### Problem details
Copy out every record below with complete accuracy.

Raw records:
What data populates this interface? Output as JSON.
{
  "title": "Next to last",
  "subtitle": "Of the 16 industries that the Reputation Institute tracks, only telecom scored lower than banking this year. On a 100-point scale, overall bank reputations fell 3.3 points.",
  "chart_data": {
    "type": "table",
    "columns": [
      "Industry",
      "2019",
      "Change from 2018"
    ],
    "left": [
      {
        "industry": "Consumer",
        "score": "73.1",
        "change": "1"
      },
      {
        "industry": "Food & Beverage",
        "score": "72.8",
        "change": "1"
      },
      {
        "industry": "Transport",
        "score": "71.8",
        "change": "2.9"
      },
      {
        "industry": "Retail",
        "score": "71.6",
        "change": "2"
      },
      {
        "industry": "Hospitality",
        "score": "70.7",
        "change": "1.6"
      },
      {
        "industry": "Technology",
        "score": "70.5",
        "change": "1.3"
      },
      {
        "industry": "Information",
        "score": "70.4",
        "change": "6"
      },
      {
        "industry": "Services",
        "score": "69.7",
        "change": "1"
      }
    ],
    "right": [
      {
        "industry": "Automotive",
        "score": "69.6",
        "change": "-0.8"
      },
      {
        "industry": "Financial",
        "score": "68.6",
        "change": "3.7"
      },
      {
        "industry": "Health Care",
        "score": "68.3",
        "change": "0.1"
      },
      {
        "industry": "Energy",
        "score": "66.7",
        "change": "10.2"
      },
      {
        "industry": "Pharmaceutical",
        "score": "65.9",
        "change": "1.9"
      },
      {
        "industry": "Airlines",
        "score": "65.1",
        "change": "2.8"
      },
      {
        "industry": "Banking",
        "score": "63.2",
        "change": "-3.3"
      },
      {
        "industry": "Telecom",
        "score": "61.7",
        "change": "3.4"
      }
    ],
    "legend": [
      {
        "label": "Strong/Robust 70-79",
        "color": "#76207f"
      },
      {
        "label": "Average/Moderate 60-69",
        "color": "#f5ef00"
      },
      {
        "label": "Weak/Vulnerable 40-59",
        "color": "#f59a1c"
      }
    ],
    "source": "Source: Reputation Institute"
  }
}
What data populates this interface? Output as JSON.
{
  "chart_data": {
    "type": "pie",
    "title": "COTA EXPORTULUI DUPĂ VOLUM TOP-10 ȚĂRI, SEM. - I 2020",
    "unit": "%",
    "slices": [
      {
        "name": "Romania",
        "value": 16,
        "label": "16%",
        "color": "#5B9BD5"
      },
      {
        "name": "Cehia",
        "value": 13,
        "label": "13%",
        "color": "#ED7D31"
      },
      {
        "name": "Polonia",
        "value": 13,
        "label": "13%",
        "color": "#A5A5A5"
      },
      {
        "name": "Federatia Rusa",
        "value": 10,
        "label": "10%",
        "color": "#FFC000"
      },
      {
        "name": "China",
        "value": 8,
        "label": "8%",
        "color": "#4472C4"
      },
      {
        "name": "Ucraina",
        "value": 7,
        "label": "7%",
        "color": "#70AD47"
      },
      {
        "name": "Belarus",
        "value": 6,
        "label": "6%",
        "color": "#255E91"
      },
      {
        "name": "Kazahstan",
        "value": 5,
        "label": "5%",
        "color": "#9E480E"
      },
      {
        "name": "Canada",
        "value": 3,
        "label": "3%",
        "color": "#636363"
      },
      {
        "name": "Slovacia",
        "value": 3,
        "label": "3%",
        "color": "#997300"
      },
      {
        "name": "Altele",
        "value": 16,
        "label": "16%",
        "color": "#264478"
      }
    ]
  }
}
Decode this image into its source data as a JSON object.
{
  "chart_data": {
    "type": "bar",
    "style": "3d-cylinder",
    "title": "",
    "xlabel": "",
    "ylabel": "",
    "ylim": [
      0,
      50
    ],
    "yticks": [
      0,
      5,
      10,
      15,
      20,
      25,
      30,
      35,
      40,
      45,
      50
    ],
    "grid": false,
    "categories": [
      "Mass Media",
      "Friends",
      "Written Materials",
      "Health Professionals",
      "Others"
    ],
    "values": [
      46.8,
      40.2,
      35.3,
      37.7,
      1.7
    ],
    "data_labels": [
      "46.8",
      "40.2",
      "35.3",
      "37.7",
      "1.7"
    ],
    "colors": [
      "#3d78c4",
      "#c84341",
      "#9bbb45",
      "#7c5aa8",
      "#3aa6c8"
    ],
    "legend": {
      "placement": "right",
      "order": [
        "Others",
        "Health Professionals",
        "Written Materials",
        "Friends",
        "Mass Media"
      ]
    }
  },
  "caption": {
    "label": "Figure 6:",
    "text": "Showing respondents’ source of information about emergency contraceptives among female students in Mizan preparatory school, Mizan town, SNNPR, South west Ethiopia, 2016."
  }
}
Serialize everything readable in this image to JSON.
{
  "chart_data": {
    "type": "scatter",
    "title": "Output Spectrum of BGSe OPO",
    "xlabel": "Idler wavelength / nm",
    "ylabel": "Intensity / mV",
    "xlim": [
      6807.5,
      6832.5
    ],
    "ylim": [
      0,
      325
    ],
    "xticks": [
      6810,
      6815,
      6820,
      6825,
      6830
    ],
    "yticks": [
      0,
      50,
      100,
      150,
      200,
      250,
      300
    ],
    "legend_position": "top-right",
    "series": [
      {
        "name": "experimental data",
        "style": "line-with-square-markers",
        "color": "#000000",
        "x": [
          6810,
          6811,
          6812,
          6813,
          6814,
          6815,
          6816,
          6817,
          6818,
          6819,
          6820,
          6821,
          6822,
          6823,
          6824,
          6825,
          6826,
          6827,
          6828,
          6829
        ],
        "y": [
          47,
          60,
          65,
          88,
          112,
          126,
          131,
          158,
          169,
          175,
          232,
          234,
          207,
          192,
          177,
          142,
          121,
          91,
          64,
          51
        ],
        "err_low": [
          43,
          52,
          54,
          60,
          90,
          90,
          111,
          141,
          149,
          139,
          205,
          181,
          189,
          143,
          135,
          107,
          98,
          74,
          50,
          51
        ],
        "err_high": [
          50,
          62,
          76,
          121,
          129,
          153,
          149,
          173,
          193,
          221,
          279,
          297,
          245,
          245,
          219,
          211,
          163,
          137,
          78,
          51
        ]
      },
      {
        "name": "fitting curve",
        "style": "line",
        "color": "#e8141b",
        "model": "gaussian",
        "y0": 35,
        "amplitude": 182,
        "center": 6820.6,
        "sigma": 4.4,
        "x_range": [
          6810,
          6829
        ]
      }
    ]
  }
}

### Reply to the exercise
What data populates this interface? Output as JSON.
{
  "title": "Next to last",
  "subtitle": "Of the 16 industries that the Reputation Institute tracks, only telecom scored lower than banking this year. On a 100-point scale, overall bank reputations fell 3.3 points.",
  "chart_data": {
    "type": "table",
    "columns": [
      "Industry",
      "2019",
      "Change from 2018"
    ],
    "left": [
      {
        "industry": "Consumer",
        "score": "73.1",
        "change": "1"
      },
      {
        "industry": "Food & Beverage",
        "score": "72.8",
        "change": "1"
      },
      {
        "industry": "Transport",
        "score": "71.8",
        "change": "2.9"
      },
      {
        "industry": "Retail",
        "score": "71.6",
        "change": "2"
      },
      {
        "industry": "Hospitality",
        "score": "70.7",
        "change": "1.6"
      },
      {
        "industry": "Technology",
        "score": "70.5",
        "change": "1.3"
      },
      {
        "industry": "Information",
        "score": "70.4",
        "change": "6"
      },
      {
        "industry": "Services",
        "score": "69.7",
        "change": "1"
      }
    ],
    "right": [
      {
        "industry": "Automotive",
        "score": "69.6",
        "change": "-0.8"
      },
      {
        "industry": "Financial",
        "score": "68.6",
        "change": "3.7"
      },
      {
        "industry": "Health Care",
        "score": "68.3",
        "change": "0.1"
      },
      {
        "industry": "Energy",
        "score": "66.7",
        "change": "10.2"
      },
      {
        "industry": "Pharmaceutical",
        "score": "65.9",
        "change": "1.9"
      },
      {
        "industry": "Airlines",
        "score": "65.1",
        "change": "2.8"
      },
      {
        "industry": "Banking",
        "score": "63.2",
        "change": "-3.3"
      },
      {
        "industry": "Telecom",
        "score": "61.7",
        "change": "3.4"
      }
    ],
    "legend": [
      {
        "label": "Strong/Robust 70-79",
        "color": "#76207f"
      },
      {
        "label": "Average/Moderate 60-69",
        "color": "#f5ef00"
      },
      {
        "label": "Weak/Vulnerable 40-59",
        "color": "#f59a1c"
      }
    ],
    "source": "Source: Reputation Institute"
  }
}
What data populates this interface? Output as JSON.
{
  "chart_data": {
    "type": "pie",
    "title": "COTA EXPORTULUI DUPĂ VOLUM TOP-10 ȚĂRI, SEM. - I 2020",
    "unit": "%",
    "slices": [
      {
        "name": "Romania",
        "value": 16,
        "label": "16%",
        "color": "#5B9BD5"
      },
      {
        "name": "Cehia",
        "value": 13,
        "label": "13%",
        "color": "#ED7D31"
      },
      {
        "name": "Polonia",
        "value": 13,
        "label": "13%",
        "color": "#A5A5A5"
      },
      {
        "name": "Federatia Rusa",
        "value": 10,
        "label": "10%",
        "color": "#FFC000"
      },
      {
        "name": "China",
        "value": 8,
        "label": "8%",
        "color": "#4472C4"
      },
      {
        "name": "Ucraina",
        "value": 7,
        "label": "7%",
        "color": "#70AD47"
      },
      {
        "name": "Belarus",
        "value": 6,
        "label": "6%",
        "color": "#255E91"
      },
      {
        "name": "Kazahstan",
        "value": 5,
        "label": "5%",
        "color": "#9E480E"
      },
      {
        "name": "Canada",
        "value": 3,
        "label": "3%",
        "color": "#636363"
      },
      {
        "name": "Slovacia",
        "value": 3,
        "label": "3%",
        "color": "#997300"
      },
      {
        "name": "Altele",
        "value": 16,
        "label": "16%",
        "color": "#264478"
      }
    ]
  }
}
Decode this image into its source data as a JSON object.
{
  "chart_data": {
    "type": "bar",
    "style": "3d-cylinder",
    "title": "",
    "xlabel": "",
    "ylabel": "",
    "ylim": [
      0,
      50
    ],
    "yticks": [
      0,
      5,
      10,
      15,
      20,
      25,
      30,
      35,
      40,
      45,
      50
    ],
    "grid": false,
    "categories": [
      "Mass Media",
      "Friends",
      "Written Materials",
      "Health Professionals",
      "Others"
    ],
    "values": [
      46.8,
      40.2,
      35.3,
      37.7,
      1.7
    ],
    "data_labels": [
      "46.8",
      "40.2",
      "35.3",
      "37.7",
      "1.7"
    ],
    "colors": [
      "#3d78c4",
      "#c84341",
      "#9bbb45",
      "#7c5aa8",
      "#3aa6c8"
    ],
    "legend": {
      "placement": "right",
      "order": [
        "Others",
        "Health Professionals",
        "Written Materials",
        "Friends",
        "Mass Media"
      ]
    }
  },
  "caption": {
    "label": "Figure 6:",
    "text": "Showing respondents’ source of information about emergency contraceptives among female students in Mizan preparatory school, Mizan town, SNNPR, South west Ethiopia, 2016."
  }
}
Serialize everything readable in this image to JSON.
{
  "chart_data": {
    "type": "scatter",
    "title": "Output Spectrum of BGSe OPO",
    "xlabel": "Idler wavelength / nm",
    "ylabel": "Intensity / mV",
    "xlim": [
      6807.5,
      6832.5
    ],
    "ylim": [
      0,
      325
    ],
    "xticks": [
      6810,
      6815,
      6820,
      6825,
      6830
    ],
    "yticks": [
      0,
      50,
      100,
      150,
      200,
      250,
      300
    ],
    "legend_position": "top-right",
    "series": [
      {
        "name": "experimental data",
        "style": "line-with-square-markers",
        "color": "#000000",
        "x": [
          6810,
          6811,
          6812,
          6813,
          6814,
          6815,
          6816,
          6817,
          6818,
          6819,
          6820,
          6821,
          6822,
          6823,
          6824,
          6825,
          6826,
          6827,
          6828,
          6829
        ],
        "y": [
          47,
          60,
          65,
          88,
          112,
          126,
          131,
          158,
          169,
          175,
          232,
          234,
          207,
          192,
          177,
          142,
          121,
          91,
          64,
          51
        ],
        "err_low": [
          43,
          52,
          54,
          60,
          90,
          90,
          111,
          141,
          149,
          139,
          205,
          181,
          189,
          143,
          135,
          107,
          98,
          74,
          50,
          51
        ],
        "err_high": [
          50,
          62,
          76,
          121,
          129,
          153,
          149,
          173,
          193,
          221,
          279,
          297,
          245,
          245,
          219,
          211,
          163,
          137,
          78,
          51
        ]
      },
      {
        "name": "fitting curve",
        "style": "line",
        "color": "#e8141b",
        "model": "gaussian",
        "y0": 35,
        "amplitude": 182,
        "center": 6820.6,
        "sigma": 4.4,
        "x_range": [
          6810,
          6829
        ]
      }
    ]
  }
}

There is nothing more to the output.